Information shown start

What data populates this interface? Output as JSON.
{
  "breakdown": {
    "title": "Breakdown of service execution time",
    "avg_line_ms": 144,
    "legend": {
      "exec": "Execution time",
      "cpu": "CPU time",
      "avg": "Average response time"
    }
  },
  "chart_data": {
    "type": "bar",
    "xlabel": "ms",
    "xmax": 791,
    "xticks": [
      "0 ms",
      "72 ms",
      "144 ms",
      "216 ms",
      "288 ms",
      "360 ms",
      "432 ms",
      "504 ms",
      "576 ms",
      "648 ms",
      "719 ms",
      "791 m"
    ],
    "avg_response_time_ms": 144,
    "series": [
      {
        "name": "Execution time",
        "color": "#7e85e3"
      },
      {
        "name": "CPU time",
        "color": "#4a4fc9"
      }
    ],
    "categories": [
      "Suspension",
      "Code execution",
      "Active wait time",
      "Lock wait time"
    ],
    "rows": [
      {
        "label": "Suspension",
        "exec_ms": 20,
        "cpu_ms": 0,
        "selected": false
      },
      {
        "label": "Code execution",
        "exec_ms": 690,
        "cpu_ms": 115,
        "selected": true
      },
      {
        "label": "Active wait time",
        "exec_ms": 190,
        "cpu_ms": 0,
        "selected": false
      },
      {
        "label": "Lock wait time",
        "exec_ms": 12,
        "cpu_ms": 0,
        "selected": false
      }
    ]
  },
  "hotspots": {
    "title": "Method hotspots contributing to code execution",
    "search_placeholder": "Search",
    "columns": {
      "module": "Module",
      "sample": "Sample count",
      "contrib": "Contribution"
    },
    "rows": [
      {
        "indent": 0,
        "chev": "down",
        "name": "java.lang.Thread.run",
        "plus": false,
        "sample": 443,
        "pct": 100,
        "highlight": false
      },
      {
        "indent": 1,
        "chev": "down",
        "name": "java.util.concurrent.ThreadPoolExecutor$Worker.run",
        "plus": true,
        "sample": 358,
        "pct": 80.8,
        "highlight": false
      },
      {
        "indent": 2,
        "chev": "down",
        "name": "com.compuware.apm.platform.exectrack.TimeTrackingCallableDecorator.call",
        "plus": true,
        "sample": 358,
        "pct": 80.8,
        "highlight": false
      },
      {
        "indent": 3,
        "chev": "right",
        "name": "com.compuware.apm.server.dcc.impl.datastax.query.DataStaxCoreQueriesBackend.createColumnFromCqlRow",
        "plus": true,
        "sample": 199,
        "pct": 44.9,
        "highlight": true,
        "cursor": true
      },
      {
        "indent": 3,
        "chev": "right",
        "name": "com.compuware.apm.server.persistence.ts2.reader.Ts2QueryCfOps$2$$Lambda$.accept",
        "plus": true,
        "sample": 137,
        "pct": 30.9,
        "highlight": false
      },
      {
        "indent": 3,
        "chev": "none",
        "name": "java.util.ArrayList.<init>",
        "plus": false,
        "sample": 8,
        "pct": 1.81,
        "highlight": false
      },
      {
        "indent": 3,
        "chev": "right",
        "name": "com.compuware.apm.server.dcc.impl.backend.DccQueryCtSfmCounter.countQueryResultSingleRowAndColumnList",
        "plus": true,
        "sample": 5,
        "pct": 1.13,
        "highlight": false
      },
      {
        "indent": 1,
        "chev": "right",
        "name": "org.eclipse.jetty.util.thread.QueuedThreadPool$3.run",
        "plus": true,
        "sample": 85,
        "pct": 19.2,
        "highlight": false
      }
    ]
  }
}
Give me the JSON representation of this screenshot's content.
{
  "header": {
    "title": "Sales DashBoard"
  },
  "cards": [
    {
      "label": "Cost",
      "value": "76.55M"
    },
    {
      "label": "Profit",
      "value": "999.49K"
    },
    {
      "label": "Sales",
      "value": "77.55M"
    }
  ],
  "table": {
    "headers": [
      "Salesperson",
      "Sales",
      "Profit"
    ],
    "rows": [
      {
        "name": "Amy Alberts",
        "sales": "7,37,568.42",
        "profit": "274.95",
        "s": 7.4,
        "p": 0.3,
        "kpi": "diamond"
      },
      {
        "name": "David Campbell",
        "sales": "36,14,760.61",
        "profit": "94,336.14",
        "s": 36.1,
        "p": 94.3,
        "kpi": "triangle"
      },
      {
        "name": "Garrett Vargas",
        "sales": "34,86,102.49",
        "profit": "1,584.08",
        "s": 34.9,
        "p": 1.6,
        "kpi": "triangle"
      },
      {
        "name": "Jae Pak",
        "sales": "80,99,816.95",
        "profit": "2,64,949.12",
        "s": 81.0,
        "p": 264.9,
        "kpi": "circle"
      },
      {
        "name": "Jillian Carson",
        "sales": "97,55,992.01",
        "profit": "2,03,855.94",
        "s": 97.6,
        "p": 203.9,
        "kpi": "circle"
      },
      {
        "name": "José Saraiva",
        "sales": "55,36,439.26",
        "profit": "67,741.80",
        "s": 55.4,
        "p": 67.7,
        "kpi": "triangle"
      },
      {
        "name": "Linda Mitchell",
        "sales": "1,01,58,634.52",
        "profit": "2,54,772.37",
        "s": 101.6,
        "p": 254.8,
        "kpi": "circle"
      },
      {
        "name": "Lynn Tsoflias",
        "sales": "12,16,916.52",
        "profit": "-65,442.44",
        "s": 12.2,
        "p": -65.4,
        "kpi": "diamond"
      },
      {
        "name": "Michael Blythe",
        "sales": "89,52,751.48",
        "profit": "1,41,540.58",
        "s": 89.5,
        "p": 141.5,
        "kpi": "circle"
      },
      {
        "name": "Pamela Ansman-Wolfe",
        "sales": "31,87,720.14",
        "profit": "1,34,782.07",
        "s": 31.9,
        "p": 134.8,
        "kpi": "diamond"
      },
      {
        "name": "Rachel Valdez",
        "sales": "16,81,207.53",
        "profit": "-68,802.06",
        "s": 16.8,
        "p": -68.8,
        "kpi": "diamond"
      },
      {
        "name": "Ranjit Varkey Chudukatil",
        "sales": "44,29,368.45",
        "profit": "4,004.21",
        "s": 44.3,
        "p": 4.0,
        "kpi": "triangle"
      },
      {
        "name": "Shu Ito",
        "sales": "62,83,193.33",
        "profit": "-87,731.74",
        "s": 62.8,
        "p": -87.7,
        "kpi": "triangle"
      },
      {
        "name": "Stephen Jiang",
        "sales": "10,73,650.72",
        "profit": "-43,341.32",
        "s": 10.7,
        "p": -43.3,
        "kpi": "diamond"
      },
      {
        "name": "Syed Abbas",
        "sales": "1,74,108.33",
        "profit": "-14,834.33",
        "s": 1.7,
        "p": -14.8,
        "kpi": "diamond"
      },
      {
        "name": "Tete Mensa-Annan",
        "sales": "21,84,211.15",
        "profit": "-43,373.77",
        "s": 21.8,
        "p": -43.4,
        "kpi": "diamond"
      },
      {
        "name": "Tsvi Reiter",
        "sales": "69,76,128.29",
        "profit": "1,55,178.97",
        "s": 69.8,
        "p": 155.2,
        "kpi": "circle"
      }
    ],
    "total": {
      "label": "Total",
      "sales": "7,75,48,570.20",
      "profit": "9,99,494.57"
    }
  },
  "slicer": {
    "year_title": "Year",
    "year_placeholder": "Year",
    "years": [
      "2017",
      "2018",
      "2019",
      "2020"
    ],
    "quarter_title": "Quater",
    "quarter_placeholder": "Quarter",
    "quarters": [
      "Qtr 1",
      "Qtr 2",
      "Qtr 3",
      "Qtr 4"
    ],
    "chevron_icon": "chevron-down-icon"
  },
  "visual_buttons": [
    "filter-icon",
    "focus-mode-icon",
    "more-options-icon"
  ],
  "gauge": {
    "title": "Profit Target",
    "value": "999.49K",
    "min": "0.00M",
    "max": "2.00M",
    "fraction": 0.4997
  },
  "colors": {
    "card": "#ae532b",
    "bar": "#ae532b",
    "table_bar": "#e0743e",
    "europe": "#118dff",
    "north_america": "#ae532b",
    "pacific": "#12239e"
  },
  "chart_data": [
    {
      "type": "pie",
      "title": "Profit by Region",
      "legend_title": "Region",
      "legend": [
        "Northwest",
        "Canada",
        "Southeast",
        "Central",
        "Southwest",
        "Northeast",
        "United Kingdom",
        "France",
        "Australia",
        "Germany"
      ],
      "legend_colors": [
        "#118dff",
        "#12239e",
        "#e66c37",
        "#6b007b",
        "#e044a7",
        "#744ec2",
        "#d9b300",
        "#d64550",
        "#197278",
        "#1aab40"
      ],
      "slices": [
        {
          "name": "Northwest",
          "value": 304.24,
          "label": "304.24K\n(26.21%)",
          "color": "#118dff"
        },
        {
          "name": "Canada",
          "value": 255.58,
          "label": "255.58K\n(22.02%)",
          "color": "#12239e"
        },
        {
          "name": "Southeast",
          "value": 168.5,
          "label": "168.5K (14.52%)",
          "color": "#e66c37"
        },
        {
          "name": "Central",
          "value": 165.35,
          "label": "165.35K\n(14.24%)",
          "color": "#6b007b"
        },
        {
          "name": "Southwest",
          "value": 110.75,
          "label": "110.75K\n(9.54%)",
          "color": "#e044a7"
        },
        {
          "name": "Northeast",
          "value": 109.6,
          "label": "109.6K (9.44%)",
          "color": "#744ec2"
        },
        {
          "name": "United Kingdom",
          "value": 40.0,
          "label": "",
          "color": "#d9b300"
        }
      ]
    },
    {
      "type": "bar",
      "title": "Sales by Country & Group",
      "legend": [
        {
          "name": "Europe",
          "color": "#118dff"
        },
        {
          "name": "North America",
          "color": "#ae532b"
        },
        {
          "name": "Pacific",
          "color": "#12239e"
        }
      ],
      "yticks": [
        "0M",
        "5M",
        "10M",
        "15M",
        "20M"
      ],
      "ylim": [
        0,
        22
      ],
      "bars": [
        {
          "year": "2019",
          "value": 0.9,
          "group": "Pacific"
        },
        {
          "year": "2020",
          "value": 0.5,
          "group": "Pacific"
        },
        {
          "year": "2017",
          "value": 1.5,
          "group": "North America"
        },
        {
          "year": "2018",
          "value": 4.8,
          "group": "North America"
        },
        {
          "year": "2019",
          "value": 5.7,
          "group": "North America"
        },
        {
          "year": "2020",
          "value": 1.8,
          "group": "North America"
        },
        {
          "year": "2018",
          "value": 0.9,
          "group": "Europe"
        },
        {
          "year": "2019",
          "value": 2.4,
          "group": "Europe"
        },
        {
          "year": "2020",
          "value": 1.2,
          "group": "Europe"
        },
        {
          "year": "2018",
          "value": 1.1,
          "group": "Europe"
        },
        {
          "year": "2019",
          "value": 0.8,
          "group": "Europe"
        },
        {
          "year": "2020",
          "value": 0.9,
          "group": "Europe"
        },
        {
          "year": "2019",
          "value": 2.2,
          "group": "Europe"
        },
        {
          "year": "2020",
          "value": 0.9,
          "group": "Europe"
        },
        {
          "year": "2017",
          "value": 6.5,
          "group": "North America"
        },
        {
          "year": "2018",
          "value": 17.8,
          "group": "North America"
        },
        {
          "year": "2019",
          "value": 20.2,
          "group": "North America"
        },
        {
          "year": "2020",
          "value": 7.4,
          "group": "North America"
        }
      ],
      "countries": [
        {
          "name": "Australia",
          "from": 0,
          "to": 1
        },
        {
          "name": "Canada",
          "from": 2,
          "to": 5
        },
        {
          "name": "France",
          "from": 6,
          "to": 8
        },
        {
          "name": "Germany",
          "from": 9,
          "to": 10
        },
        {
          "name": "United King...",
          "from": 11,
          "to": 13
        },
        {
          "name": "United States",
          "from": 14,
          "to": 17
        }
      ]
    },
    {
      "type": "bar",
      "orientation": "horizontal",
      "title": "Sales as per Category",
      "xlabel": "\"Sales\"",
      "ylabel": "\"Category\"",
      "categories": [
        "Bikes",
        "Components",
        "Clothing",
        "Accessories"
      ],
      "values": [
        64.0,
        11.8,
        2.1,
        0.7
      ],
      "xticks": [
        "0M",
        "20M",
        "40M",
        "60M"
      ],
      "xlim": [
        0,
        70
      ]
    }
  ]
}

Information shown end

- **Written problem**
Report how many lines of the entries hold the word "JSON". Nothing else is needed.

- **Correct response**
2